* Goal of the exercise:
Please report every line from the material that contains the word "vrácení".
==============================
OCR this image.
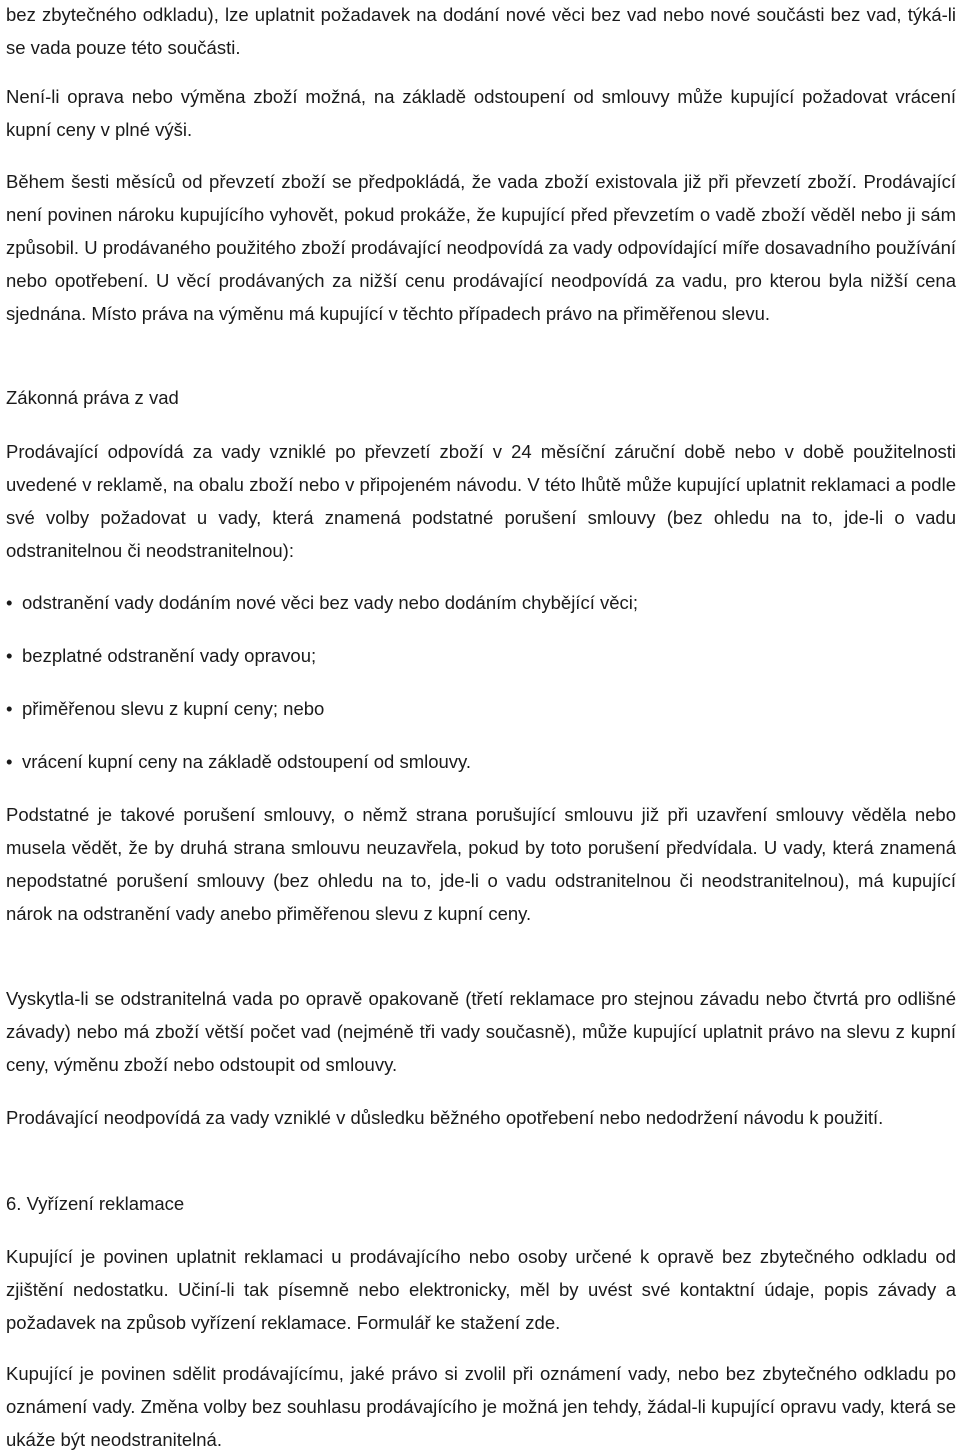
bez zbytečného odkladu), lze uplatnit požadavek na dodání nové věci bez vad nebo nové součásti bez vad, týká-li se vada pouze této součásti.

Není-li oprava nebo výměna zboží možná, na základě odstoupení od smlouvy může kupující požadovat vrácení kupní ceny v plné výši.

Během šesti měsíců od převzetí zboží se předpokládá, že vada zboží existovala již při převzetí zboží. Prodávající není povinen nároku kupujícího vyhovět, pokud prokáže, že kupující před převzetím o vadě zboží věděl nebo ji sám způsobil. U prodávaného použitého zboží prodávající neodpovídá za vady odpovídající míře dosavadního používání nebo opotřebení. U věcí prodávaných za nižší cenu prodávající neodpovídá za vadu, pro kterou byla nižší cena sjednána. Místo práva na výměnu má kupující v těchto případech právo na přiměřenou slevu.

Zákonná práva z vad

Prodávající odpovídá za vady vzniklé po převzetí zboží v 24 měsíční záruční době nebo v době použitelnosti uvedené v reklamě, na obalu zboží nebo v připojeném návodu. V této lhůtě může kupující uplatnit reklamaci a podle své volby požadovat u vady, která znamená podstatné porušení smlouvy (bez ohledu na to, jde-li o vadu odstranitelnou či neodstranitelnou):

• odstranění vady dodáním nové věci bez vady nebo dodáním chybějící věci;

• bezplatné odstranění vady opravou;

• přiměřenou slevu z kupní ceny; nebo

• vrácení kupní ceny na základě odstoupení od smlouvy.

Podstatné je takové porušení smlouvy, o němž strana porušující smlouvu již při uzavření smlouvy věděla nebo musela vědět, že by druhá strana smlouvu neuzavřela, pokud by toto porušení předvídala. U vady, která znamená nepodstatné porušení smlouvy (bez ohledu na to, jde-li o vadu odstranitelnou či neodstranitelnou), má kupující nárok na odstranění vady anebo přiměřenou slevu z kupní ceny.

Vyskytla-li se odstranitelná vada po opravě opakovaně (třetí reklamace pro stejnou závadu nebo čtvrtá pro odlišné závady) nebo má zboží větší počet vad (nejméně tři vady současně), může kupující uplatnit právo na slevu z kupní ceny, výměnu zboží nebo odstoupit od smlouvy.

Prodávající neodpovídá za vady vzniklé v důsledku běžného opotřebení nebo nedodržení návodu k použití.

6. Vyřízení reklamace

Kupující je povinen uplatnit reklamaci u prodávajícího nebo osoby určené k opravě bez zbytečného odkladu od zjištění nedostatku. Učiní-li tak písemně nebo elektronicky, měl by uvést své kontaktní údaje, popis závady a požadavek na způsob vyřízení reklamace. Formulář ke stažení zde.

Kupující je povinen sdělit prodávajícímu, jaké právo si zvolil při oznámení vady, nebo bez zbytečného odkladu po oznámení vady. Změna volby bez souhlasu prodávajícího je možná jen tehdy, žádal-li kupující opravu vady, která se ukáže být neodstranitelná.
==============================
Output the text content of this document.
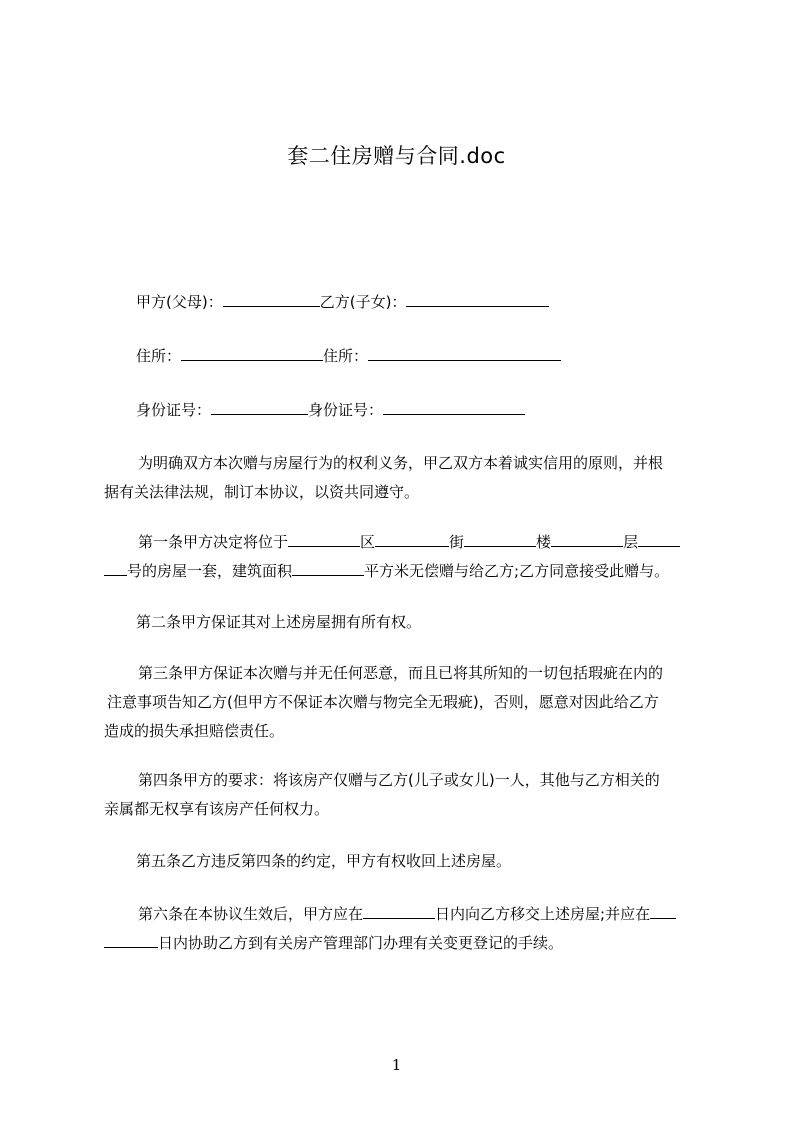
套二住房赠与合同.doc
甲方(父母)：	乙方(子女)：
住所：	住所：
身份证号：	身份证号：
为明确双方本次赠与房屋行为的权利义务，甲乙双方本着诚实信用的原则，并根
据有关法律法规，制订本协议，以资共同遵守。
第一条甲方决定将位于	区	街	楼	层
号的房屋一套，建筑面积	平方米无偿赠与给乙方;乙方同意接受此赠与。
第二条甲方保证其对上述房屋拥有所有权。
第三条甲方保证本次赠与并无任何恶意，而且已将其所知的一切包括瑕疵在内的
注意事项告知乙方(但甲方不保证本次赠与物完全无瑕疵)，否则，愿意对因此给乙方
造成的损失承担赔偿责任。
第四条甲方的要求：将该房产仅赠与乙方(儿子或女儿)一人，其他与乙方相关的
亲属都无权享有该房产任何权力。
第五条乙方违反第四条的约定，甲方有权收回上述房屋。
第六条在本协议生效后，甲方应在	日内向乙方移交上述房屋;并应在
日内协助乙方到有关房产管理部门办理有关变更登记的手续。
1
==============================
* Answer in full:
Není-li oprava nebo výměna zboží možná, na základě odstoupení od smlouvy může kupující požadovat vrácení kupní ceny v plné výši.
• vrácení kupní ceny na základě odstoupení od smlouvy.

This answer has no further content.